[DATA PROVIDED]:

++++++++

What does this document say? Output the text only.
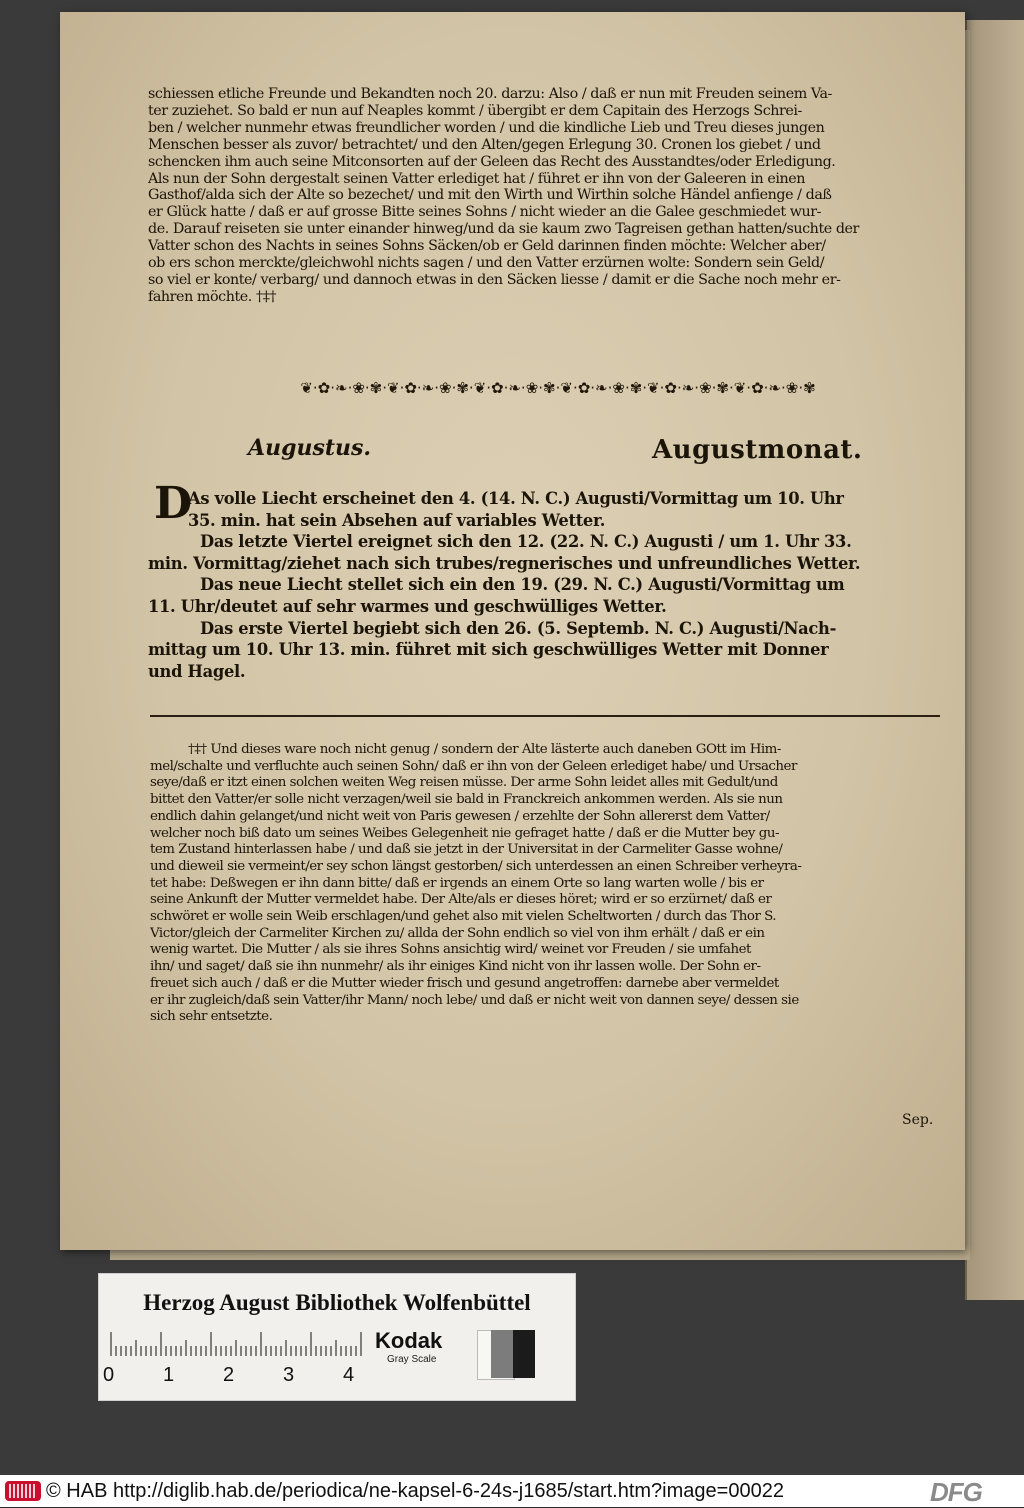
schiessen etliche Freunde und Bekandten noch 20. darzu: Also / daß er nun mit Freuden seinem Va-
ter zuziehet. So bald er nun auf Neaples kommt / übergibt er dem Capitain des Herzogs Schrei-
ben / welcher nunmehr etwas freundlicher worden / und die kindliche Lieb und Treu dieses jungen
Menschen besser als zuvor/ betrachtet/ und den Alten/gegen Erlegung 30. Cronen los giebet / und
schencken ihm auch seine Mitconsorten auf der Geleen das Recht des Ausstandtes/oder Erledigung.
Als nun der Sohn dergestalt seinen Vatter erlediget hat / führet er ihn von der Galeeren in einen
Gasthof/alda sich der Alte so bezechet/ und mit den Wirth und Wirthin solche Händel anfienge / daß
er Glück hatte / daß er auf grosse Bitte seines Sohns / nicht wieder an die Galee geschmiedet wur-
de. Darauf reiseten sie unter einander hinweg/und da sie kaum zwo Tagreisen gethan hatten/suchte der
Vatter schon des Nachts in seines Sohns Säcken/ob er Geld darinnen finden möchte: Welcher aber/
ob ers schon merckte/gleichwohl nichts sagen / und den Vatter erzürnen wolte: Sondern sein Geld/
so viel er konte/ verbarg/ und dannoch etwas in den Säcken liesse / damit er die Sache noch mehr er-
fahren möchte. †‡†
❦·✿·❧·❀·✾·❦·✿·❧·❀·✾·❦·✿·❧·❀·✾·❦·✿·❧·❀·✾·❦·✿·❧·❀·✾·❦·✿·❧·❀·✾
Augustus.	Augustmonat.
D
As volle Liecht erscheinet den 4. (14. N. C.) Augusti/Vormittag um 10. Uhr
35. min. hat sein Absehen auf variables Wetter.
Das letzte Viertel ereignet sich den 12. (22. N. C.) Augusti / um 1. Uhr 33.
min. Vormittag/ziehet nach sich trubes/regnerisches und unfreundliches Wetter.
Das neue Liecht stellet sich ein den 19. (29. N. C.) Augusti/Vormittag um
11. Uhr/deutet auf sehr warmes und geschwülliges Wetter.
Das erste Viertel begiebt sich den 26. (5. Septemb. N. C.) Augusti/Nach-
mittag um 10. Uhr 13. min. führet mit sich geschwülliges Wetter mit Donner
und Hagel.
†‡† Und dieses ware noch nicht genug / sondern der Alte lästerte auch daneben GOtt im Him-
mel/schalte und verfluchte auch seinen Sohn/ daß er ihn von der Geleen erlediget habe/ und Ursacher
seye/daß er itzt einen solchen weiten Weg reisen müsse. Der arme Sohn leidet alles mit Gedult/und
bittet den Vatter/er solle nicht verzagen/weil sie bald in Franckreich ankommen werden. Als sie nun
endlich dahin gelanget/und nicht weit von Paris gewesen / erzehlte der Sohn allererst dem Vatter/
welcher noch biß dato um seines Weibes Gelegenheit nie gefraget hatte / daß er die Mutter bey gu-
tem Zustand hinterlassen habe / und daß sie jetzt in der Universitat in der Carmeliter Gasse wohne/
und dieweil sie vermeint/er sey schon längst gestorben/ sich unterdessen an einen Schreiber verheyra-
tet habe: Deßwegen er ihn dann bitte/ daß er irgends an einem Orte so lang warten wolle / bis er
seine Ankunft der Mutter vermeldet habe. Der Alte/als er dieses höret; wird er so erzürnet/ daß er
schwöret er wolle sein Weib erschlagen/und gehet also mit vielen Scheltworten / durch das Thor S.
Victor/gleich der Carmeliter Kirchen zu/ allda der Sohn endlich so viel von ihm erhält / daß er ein
wenig wartet. Die Mutter / als sie ihres Sohns ansichtig wird/ weinet vor Freuden / sie umfahet
ihn/ und saget/ daß sie ihn nunmehr/ als ihr einiges Kind nicht von ihr lassen wolle. Der Sohn er-
freuet sich auch / daß er die Mutter wieder frisch und gesund angetroffen: darnebe aber vermeldet
er ihr zugleich/daß sein Vatter/ihr Mann/ noch lebe/ und daß er nicht weit von dannen seye/ dessen sie
sich sehr entsetzte.
Sep.
Herzog August Bibliothek Wolfenbüttel
0 1 2 3 4
Kodak
Gray Scale
© HAB http://diglib.hab.de/periodica/ne-kapsel-6-24s-j1685/start.htm?image=00022	DFG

++++++++

[THE TASK]: Copy all lines from the listing that contain "nunmehr".

[RESULT OF THIS TASK]:
ben / welcher nunmehr etwas freundlicher worden / und die kindliche Lieb und Treu dieses jungen
ihn/ und saget/ daß sie ihn nunmehr/ als ihr einiges Kind nicht von ihr lassen wolle. Der Sohn er-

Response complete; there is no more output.